Begin

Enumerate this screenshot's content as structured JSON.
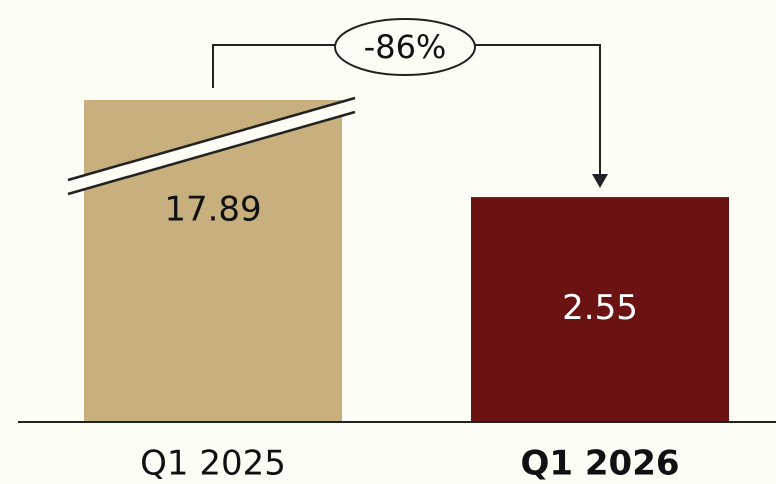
{
  "chart_data": {
    "type": "bar",
    "categories": [
      "Q1 2025",
      "Q1 2026"
    ],
    "values": [
      17.89,
      2.55
    ],
    "colors": [
      "#c8b07e",
      "#6b1212"
    ],
    "annotation": "-86%"
  }
}
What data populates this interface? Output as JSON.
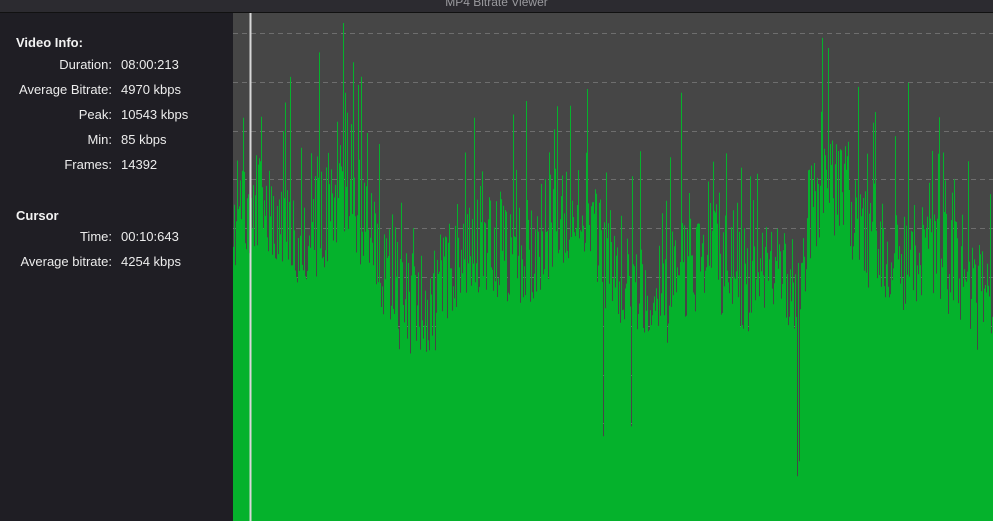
{
  "window": {
    "title": "MP4 Bitrate Viewer"
  },
  "video_info": {
    "heading": "Video Info:",
    "rows": [
      {
        "label": "Duration:",
        "value": "08:00:213"
      },
      {
        "label": "Average Bitrate:",
        "value": "4970 kbps"
      },
      {
        "label": "Peak:",
        "value": "10543 kbps"
      },
      {
        "label": "Min:",
        "value": "85 kbps"
      },
      {
        "label": "Frames:",
        "value": "14392"
      }
    ]
  },
  "cursor": {
    "heading": "Cursor",
    "rows": [
      {
        "label": "Time:",
        "value": "00:10:643"
      },
      {
        "label": "Average bitrate:",
        "value": "4254 kbps"
      }
    ]
  },
  "graph": {
    "background_color": "#464646",
    "fill_color": "#05b22c",
    "gridline_color": "#6e6e6e",
    "cursor_line_color": "#d8d8d8",
    "cursor_position_fraction": 0.022,
    "gridlines": 10,
    "peak_kbps": 10543,
    "seed": 7
  }
}
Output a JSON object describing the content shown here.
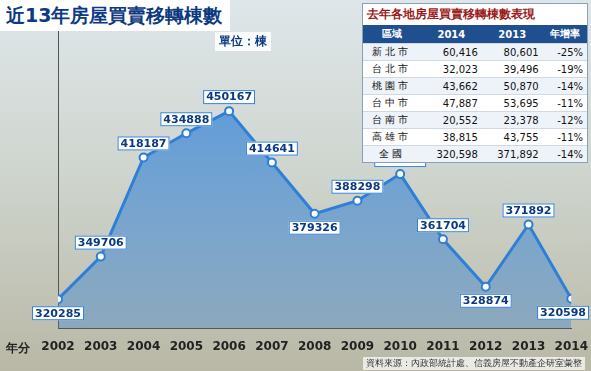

End

> **REQUIRED TASK**
Gather each line of the listing that holds the string "content".

> **TASK OUTPUT**
Enumerate this screenshot's content as structured JSON.
Output a JSON object describing the content shown here.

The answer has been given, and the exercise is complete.